[Dataset records on visual material]
□ □ □ □ □

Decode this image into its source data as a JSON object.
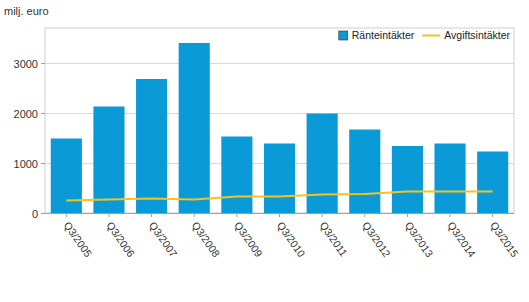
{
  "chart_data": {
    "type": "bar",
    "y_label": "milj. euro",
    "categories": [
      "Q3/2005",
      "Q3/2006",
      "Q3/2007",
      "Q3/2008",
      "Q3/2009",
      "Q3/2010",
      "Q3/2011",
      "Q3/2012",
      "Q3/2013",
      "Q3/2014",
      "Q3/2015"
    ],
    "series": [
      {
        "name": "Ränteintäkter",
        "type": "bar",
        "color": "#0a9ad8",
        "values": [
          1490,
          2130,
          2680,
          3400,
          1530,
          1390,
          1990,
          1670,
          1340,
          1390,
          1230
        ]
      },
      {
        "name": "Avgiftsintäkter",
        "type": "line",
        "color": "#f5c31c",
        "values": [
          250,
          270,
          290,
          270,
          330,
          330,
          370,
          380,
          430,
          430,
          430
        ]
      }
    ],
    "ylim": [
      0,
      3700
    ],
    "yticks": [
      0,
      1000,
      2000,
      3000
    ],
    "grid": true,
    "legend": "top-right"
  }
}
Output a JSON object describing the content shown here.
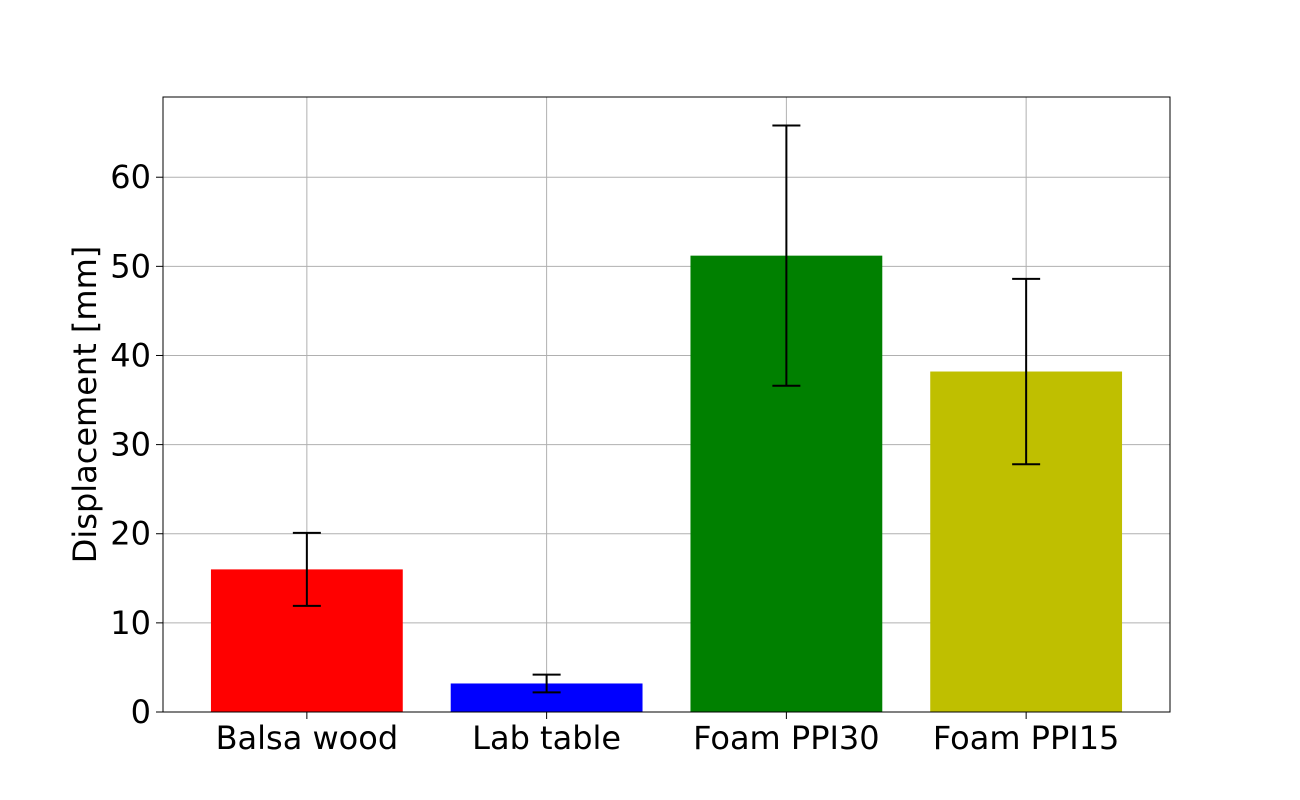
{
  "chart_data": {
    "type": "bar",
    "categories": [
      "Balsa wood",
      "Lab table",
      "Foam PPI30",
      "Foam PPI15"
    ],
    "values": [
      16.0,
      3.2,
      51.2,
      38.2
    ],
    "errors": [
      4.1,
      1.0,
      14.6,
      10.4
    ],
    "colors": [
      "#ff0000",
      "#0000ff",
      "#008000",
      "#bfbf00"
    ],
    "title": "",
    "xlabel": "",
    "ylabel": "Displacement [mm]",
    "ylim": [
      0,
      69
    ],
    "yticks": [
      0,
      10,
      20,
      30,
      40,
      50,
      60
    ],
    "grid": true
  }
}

□ □ □ □ □

### Work to complete
List each line holding the string "object".

### Response for this exercise
Decode this image into its source data as a JSON object.
Output a JSON object describing the content shown here.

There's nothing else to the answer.